Processes affecting the chemical composition of Blue Lake, an alluvial gold-mine pit lake in New Zealand
Shaun L. L. Barker A C D , Jonathan P. Kim B , Dave Craw A , Russell D. Frew B and Keith A. Hunter BA Department of Geology, University of Otago, PO Box 56, Dunedin, New Zealand.
B Department of Chemistry, University of Otago, PO Box 56, Dunedin, New Zealand.
C Present address: Research School of Earth Sciences, The Australian National University, Canberra, ACT 0200, Australia.

--------------------------------

REQUIRED TASKS:
**a)** According to the Blue Lake paper heading, what kind of lake is Blue Lake, and in which country is it?
**b)** From the Blue Lake paper heading, return the stretch from "B Department of" through "ACT 0200, Australia.", copied word for word.
The material after this comes from a separate source.

AVAILABLE DATA:
--------------------------------

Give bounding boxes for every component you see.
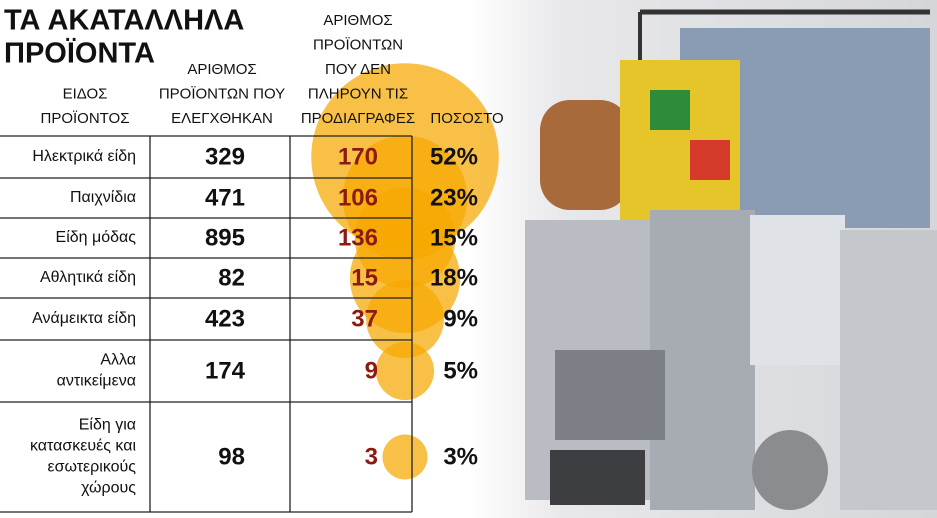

--------------------------------

REPLIES:
**a)** It is an alluvial gold-mine pit lake in New Zealand.

**b)**
B Department of Chemistry, University of Otago, PO Box 56, Dunedin, New Zealand.
C Present address: Research School of Earth Sciences, The Australian National University, Canberra, ACT 0200, Australia.